# [What the task asks]
In the leadership and governance page below, in what year did Mark Nordenberg join the faculty of the University of Pittsburgh School of Law?

Leadership and Governance

Board of Fellows

Comprised of public and private regional leaders, the Board of Fellows meets each year to discuss and establish the overall objectives of the Institute. Fellows are invited and encouraged to serve on the Institute’s policy committees and may volunteer (or be called to duty) as part of the Institute’s quick-response team, which reacts to rapidly arising issues of interest.

Click here to view a list of the Institute's current Board of Fellows.

The Executive Committee of the Board of Fellows will provide continuous oversight for the Institute's operations and ensure consistency with the mission. The membership of the Executive Committee is drawn from the Co-Chairs of the Policy Committees.

Chair

Mark Nordenberg

Mark A. Nordenberg joined the faculty of the University of Pittsburgh School of Law in 1977. He quickly built a reputation as an outstanding teacher, and was the initial recipient of the School’s Excellence in Teaching Award and one of the first faculty members to receive the University-wide Chancellor's Distinguished Teaching Award. His area of academic specialty is civil litigation, and he has served as a member of both the U.S. Advisory Committee on Civil Rules and the Pennsylvania Supreme Court's Civil Procedural Rules Committee. He holds the special faculty rank of Distinguished Service Professor of Law.

Early in his career, Nordenberg served the University as Dean of the School of Law and as Interim Provost of the University. In 1995, he was elected Interim Chancellor by the University's Board of Trustees, and in 1996, following a national search, he was elected Chancellor. He served in that role until 2014, and under his leadership, the University achieved new levels of quality and impact on virtually every front. Undergraduate applications and the academic credentials of enrolled students soared; faculty and students regularly received the highest forms of national and international recognition; Pitt consistently ranked among the top U.S. universities in federal research awards; and the University successfully completed a $2 million capital campaign.

# [Supplied data]
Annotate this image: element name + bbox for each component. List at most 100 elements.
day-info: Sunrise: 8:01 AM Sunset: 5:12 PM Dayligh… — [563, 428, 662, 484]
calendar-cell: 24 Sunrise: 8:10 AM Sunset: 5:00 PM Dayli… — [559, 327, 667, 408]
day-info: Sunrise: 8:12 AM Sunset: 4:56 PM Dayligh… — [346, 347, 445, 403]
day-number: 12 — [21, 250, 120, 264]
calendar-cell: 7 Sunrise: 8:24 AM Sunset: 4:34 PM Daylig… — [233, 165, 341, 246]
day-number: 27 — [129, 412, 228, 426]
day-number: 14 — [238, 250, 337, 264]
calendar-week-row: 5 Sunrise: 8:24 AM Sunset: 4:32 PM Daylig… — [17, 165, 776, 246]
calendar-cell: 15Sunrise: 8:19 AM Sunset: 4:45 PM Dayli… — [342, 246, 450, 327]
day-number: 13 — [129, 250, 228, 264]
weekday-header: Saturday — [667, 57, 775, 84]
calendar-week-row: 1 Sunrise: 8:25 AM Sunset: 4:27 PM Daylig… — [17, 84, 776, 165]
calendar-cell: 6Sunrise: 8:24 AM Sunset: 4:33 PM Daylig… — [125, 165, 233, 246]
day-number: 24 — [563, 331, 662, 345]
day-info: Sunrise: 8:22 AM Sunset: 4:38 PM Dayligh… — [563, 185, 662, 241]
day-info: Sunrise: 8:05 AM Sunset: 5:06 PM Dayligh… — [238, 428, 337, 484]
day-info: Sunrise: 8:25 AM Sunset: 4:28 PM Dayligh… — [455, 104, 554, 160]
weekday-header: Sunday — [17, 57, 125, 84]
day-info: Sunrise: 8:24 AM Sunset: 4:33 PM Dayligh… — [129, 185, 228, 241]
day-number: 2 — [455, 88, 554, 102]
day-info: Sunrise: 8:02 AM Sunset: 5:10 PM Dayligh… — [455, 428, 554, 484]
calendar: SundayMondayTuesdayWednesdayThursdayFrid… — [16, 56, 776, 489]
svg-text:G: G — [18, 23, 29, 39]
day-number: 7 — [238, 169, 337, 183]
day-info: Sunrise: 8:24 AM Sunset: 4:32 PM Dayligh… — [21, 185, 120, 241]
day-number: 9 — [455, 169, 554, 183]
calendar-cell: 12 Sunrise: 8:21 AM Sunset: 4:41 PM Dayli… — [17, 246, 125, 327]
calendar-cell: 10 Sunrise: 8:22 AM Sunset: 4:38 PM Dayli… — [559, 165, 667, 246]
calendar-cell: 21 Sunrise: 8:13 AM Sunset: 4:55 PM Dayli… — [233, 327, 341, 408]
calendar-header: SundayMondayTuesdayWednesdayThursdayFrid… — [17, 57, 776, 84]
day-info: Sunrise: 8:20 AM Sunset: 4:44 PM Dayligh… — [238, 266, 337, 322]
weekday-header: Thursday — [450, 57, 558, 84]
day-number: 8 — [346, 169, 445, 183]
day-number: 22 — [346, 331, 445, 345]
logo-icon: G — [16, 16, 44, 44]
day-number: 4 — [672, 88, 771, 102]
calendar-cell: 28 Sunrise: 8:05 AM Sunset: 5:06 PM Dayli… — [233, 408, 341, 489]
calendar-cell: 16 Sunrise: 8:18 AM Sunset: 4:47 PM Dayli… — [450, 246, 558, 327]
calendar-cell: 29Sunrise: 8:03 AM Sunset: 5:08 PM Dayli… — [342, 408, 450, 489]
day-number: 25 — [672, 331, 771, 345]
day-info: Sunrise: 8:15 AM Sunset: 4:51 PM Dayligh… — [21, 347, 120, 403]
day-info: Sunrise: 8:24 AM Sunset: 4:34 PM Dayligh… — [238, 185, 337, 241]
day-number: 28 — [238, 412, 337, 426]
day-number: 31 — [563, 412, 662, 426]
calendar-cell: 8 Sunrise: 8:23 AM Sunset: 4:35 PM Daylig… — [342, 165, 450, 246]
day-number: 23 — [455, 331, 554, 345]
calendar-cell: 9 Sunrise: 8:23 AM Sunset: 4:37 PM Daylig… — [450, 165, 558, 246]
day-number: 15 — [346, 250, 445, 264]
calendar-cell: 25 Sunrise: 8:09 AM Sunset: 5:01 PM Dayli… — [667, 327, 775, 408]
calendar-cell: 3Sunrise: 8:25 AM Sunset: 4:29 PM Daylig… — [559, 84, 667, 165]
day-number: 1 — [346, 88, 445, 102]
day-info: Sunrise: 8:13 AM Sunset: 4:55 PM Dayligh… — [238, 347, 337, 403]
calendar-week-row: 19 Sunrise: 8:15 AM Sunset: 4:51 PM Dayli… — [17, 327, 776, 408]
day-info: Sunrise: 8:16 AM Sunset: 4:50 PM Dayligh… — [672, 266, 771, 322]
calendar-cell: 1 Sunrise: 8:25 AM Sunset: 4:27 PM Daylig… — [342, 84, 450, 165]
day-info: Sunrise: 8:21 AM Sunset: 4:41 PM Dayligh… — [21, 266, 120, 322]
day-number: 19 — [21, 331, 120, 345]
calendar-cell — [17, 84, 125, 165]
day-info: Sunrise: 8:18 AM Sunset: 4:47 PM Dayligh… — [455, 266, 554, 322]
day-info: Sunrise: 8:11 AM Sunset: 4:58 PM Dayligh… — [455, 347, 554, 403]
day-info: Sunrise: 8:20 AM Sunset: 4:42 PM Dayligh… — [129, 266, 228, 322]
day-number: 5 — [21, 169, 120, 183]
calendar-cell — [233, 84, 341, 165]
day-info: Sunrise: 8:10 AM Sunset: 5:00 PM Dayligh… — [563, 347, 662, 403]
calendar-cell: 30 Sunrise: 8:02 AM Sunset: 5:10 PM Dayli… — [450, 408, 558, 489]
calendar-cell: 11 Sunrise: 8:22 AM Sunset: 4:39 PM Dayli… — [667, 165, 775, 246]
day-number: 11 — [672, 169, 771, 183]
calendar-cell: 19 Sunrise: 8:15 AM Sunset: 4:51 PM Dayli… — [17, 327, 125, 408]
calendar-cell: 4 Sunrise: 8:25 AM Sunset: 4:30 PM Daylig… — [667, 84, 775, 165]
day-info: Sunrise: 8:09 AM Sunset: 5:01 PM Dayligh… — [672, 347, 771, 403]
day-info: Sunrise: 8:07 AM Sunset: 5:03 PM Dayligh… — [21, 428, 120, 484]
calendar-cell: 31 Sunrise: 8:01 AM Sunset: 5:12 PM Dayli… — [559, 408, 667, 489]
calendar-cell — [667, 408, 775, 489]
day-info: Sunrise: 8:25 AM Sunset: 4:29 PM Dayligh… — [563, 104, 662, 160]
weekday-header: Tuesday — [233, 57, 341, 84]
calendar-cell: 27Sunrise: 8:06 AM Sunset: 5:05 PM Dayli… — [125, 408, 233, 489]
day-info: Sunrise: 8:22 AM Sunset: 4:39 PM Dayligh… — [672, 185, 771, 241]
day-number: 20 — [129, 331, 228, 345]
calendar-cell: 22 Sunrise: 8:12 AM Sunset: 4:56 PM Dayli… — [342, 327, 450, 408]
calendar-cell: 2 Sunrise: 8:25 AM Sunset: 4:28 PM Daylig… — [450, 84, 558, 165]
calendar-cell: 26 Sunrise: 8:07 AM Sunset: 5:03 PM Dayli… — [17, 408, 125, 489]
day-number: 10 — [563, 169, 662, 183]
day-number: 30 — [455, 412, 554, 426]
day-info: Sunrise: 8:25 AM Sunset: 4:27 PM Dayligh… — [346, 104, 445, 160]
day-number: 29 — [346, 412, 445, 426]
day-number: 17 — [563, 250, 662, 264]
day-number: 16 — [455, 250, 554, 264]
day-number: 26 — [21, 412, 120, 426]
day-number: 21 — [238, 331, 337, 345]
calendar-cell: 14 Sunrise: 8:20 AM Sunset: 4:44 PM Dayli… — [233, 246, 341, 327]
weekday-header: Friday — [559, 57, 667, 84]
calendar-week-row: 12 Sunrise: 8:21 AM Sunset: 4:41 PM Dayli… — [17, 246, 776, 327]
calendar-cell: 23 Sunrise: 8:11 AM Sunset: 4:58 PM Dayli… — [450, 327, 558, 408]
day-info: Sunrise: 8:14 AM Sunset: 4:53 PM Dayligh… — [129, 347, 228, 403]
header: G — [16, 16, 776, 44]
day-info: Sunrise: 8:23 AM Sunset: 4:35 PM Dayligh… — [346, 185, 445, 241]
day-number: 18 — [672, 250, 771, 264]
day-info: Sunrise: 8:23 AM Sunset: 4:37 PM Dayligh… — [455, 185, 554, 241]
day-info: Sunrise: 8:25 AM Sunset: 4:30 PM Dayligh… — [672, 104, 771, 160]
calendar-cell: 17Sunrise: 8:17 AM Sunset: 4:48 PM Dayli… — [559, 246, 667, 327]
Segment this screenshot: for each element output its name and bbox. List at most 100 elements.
...
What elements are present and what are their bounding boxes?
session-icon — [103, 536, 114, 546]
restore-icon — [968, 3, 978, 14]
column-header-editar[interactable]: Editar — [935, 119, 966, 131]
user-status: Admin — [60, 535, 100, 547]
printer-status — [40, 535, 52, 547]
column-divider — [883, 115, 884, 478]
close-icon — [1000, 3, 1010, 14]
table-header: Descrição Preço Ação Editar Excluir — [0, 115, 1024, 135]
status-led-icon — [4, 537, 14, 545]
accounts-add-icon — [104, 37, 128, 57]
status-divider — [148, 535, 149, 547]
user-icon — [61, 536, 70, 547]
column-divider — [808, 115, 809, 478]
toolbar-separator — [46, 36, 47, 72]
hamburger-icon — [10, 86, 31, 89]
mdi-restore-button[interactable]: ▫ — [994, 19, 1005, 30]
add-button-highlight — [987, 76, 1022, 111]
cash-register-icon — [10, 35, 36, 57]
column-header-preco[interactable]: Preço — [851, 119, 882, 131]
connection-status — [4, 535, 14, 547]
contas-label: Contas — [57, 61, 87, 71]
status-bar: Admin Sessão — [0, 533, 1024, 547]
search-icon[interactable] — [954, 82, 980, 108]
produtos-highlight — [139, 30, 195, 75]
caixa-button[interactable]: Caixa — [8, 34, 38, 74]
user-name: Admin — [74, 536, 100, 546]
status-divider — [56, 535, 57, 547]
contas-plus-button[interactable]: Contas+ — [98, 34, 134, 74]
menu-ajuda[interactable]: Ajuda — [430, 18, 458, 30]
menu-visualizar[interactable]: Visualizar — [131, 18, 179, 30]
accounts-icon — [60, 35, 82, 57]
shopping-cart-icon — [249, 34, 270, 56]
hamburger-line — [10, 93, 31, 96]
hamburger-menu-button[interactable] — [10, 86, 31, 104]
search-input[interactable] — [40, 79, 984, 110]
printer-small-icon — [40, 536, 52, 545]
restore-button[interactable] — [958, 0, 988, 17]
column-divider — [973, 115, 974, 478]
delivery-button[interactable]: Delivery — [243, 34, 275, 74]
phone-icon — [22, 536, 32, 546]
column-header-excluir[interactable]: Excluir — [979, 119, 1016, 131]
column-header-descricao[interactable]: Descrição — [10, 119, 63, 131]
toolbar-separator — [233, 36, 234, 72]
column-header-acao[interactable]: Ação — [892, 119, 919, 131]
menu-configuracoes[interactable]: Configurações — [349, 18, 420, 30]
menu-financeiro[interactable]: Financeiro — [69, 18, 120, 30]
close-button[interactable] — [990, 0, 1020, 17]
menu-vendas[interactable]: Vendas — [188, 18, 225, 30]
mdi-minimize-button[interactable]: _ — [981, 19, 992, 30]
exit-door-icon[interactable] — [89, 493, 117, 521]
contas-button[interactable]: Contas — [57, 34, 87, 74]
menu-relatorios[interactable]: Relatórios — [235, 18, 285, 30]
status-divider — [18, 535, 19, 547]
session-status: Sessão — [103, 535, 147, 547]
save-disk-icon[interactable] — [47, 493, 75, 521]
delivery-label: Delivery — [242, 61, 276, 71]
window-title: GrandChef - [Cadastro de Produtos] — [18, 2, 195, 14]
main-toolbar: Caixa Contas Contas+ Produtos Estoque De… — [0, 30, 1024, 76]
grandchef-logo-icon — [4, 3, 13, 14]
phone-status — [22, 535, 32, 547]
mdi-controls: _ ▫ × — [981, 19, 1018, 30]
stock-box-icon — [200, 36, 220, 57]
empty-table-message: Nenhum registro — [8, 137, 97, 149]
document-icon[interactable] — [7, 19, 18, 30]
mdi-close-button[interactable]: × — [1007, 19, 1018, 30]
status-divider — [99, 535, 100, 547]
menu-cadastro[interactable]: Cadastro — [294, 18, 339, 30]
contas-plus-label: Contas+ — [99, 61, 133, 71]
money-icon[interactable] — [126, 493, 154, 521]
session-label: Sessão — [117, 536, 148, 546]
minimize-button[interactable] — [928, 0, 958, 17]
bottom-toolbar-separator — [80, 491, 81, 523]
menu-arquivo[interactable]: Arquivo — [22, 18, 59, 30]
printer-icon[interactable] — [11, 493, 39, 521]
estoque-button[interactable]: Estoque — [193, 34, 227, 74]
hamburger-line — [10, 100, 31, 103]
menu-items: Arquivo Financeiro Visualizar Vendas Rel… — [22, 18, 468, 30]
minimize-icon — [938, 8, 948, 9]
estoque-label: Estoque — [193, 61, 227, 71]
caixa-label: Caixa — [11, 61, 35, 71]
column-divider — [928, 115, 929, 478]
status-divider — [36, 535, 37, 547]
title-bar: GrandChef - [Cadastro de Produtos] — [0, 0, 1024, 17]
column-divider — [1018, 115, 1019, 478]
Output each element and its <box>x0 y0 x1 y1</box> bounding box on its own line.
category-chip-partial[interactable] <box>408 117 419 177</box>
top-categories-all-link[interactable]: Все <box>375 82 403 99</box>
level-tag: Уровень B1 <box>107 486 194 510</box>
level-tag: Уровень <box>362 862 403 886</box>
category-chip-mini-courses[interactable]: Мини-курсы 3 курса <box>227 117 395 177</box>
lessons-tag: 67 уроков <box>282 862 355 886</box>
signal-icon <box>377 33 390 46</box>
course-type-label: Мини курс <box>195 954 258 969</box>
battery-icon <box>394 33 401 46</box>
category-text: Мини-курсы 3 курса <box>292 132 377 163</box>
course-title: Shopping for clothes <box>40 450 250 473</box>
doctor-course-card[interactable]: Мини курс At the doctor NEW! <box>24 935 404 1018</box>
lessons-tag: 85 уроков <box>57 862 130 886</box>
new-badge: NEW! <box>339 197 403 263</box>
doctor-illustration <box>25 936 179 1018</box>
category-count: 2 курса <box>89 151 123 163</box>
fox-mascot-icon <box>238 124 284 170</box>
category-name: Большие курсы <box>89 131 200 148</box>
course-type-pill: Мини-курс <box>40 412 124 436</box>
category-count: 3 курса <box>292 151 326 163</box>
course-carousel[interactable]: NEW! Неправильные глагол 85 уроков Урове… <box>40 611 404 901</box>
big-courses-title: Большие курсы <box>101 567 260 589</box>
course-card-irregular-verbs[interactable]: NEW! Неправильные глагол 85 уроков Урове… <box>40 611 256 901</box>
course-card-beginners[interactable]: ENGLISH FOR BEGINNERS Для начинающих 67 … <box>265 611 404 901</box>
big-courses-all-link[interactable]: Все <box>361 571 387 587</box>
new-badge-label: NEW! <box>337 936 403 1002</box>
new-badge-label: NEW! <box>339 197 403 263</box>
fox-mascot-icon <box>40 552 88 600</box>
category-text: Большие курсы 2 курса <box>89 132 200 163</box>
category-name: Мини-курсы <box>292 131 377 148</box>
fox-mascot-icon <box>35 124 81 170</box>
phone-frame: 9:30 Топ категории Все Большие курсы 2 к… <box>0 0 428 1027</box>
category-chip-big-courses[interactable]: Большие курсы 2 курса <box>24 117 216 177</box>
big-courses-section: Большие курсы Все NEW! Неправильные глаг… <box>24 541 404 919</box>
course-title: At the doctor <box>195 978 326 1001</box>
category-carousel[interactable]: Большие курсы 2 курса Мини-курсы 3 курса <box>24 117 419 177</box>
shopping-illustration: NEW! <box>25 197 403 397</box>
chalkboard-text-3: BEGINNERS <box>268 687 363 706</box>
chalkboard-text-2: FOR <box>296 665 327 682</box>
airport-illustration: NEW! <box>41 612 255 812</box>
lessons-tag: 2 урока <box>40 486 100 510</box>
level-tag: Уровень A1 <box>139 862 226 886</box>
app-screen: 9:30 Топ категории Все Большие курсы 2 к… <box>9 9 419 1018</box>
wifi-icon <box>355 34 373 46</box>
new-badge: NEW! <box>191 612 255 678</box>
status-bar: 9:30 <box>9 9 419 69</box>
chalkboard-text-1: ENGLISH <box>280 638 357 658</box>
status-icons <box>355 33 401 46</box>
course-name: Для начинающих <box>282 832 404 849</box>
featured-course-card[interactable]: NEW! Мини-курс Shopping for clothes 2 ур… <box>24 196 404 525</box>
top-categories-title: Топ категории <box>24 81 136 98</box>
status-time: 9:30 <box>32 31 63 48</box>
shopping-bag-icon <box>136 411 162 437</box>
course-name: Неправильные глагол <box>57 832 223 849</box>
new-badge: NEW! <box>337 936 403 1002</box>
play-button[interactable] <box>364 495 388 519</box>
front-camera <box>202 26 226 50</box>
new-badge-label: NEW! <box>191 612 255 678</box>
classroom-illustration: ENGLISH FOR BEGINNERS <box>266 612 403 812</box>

# [Solution for this problem]
1977